Task description: Repeat, exactly and completely, the entries shown underneath.
------------------------------------------------
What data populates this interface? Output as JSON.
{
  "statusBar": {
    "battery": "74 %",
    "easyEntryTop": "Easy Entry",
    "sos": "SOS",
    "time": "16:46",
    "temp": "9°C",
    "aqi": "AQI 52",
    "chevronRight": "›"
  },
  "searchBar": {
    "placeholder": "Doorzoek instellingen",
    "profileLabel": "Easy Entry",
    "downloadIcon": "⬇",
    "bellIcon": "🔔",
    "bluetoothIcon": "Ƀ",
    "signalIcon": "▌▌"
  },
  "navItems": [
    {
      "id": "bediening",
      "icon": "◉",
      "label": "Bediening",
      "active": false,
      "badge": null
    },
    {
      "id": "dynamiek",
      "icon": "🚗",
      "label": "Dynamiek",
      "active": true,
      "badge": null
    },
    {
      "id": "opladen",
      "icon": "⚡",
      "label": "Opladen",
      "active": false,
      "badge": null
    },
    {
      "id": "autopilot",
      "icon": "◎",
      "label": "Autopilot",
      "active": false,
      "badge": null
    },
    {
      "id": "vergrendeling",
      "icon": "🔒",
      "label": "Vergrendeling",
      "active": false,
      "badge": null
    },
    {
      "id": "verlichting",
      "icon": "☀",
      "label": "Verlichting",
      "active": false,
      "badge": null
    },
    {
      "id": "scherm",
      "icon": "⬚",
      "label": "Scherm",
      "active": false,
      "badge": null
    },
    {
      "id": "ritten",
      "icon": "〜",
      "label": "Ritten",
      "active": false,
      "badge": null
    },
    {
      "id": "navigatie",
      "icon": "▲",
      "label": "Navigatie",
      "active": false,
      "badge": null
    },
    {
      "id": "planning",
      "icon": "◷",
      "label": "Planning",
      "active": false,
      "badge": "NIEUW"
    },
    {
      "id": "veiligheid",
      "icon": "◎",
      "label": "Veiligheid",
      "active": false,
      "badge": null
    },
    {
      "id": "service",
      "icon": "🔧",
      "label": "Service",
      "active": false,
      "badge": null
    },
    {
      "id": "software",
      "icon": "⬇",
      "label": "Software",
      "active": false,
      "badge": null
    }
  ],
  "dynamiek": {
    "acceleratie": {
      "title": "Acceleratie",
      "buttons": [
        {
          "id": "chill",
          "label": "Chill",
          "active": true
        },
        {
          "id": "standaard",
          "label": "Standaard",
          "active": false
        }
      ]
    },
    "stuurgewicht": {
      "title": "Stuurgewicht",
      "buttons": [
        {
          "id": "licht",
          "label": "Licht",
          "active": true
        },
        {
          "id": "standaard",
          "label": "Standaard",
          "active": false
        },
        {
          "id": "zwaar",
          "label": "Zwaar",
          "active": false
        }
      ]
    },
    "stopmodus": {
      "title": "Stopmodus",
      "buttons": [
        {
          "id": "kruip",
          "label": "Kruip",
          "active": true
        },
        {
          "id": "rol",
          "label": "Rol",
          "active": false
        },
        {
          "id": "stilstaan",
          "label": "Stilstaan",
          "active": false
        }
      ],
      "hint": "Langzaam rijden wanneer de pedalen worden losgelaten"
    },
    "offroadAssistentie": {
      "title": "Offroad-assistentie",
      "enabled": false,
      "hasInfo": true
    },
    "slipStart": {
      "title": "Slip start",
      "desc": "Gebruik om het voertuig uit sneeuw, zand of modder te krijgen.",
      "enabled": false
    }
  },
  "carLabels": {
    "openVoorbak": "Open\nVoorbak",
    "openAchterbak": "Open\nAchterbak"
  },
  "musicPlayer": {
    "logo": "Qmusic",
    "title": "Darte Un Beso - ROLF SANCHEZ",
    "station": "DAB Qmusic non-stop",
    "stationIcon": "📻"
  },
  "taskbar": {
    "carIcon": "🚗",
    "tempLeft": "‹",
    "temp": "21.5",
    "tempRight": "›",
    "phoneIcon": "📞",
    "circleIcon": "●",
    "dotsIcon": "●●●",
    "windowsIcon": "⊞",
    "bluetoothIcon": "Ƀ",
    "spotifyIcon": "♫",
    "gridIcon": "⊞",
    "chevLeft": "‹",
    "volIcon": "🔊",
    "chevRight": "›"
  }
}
------------------------------------------------
Exercise answer:
What data populates this interface? Output as JSON.
{
  "statusBar": {
    "battery": "74 %",
    "easyEntryTop": "Easy Entry",
    "sos": "SOS",
    "time": "16:46",
    "temp": "9°C",
    "aqi": "AQI 52",
    "chevronRight": "›"
  },
  "searchBar": {
    "placeholder": "Doorzoek instellingen",
    "profileLabel": "Easy Entry",
    "downloadIcon": "⬇",
    "bellIcon": "🔔",
    "bluetoothIcon": "Ƀ",
    "signalIcon": "▌▌"
  },
  "navItems": [
    {
      "id": "bediening",
      "icon": "◉",
      "label": "Bediening",
      "active": false,
      "badge": null
    },
    {
      "id": "dynamiek",
      "icon": "🚗",
      "label": "Dynamiek",
      "active": true,
      "badge": null
    },
    {
      "id": "opladen",
      "icon": "⚡",
      "label": "Opladen",
      "active": false,
      "badge": null
    },
    {
      "id": "autopilot",
      "icon": "◎",
      "label": "Autopilot",
      "active": false,
      "badge": null
    },
    {
      "id": "vergrendeling",
      "icon": "🔒",
      "label": "Vergrendeling",
      "active": false,
      "badge": null
    },
    {
      "id": "verlichting",
      "icon": "☀",
      "label": "Verlichting",
      "active": false,
      "badge": null
    },
    {
      "id": "scherm",
      "icon": "⬚",
      "label": "Scherm",
      "active": false,
      "badge": null
    },
    {
      "id": "ritten",
      "icon": "〜",
      "label": "Ritten",
      "active": false,
      "badge": null
    },
    {
      "id": "navigatie",
      "icon": "▲",
      "label": "Navigatie",
      "active": false,
      "badge": null
    },
    {
      "id": "planning",
      "icon": "◷",
      "label": "Planning",
      "active": false,
      "badge": "NIEUW"
    },
    {
      "id": "veiligheid",
      "icon": "◎",
      "label": "Veiligheid",
      "active": false,
      "badge": null
    },
    {
      "id": "service",
      "icon": "🔧",
      "label": "Service",
      "active": false,
      "badge": null
    },
    {
      "id": "software",
      "icon": "⬇",
      "label": "Software",
      "active": false,
      "badge": null
    }
  ],
  "dynamiek": {
    "acceleratie": {
      "title": "Acceleratie",
      "buttons": [
        {
          "id": "chill",
          "label": "Chill",
          "active": true
        },
        {
          "id": "standaard",
          "label": "Standaard",
          "active": false
        }
      ]
    },
    "stuurgewicht": {
      "title": "Stuurgewicht",
      "buttons": [
        {
          "id": "licht",
          "label": "Licht",
          "active": true
        },
        {
          "id": "standaard",
          "label": "Standaard",
          "active": false
        },
        {
          "id": "zwaar",
          "label": "Zwaar",
          "active": false
        }
      ]
    },
    "stopmodus": {
      "title": "Stopmodus",
      "buttons": [
        {
          "id": "kruip",
          "label": "Kruip",
          "active": true
        },
        {
          "id": "rol",
          "label": "Rol",
          "active": false
        },
        {
          "id": "stilstaan",
          "label": "Stilstaan",
          "active": false
        }
      ],
      "hint": "Langzaam rijden wanneer de pedalen worden losgelaten"
    },
    "offroadAssistentie": {
      "title": "Offroad-assistentie",
      "enabled": false,
      "hasInfo": true
    },
    "slipStart": {
      "title": "Slip start",
      "desc": "Gebruik om het voertuig uit sneeuw, zand of modder te krijgen.",
      "enabled": false
    }
  },
  "carLabels": {
    "openVoorbak": "Open\nVoorbak",
    "openAchterbak": "Open\nAchterbak"
  },
  "musicPlayer": {
    "logo": "Qmusic",
    "title": "Darte Un Beso - ROLF SANCHEZ",
    "station": "DAB Qmusic non-stop",
    "stationIcon": "📻"
  },
  "taskbar": {
    "carIcon": "🚗",
    "tempLeft": "‹",
    "temp": "21.5",
    "tempRight": "›",
    "phoneIcon": "📞",
    "circleIcon": "●",
    "dotsIcon": "●●●",
    "windowsIcon": "⊞",
    "bluetoothIcon": "Ƀ",
    "spotifyIcon": "♫",
    "gridIcon": "⊞",
    "chevLeft": "‹",
    "volIcon": "🔊",
    "chevRight": "›"
  }
}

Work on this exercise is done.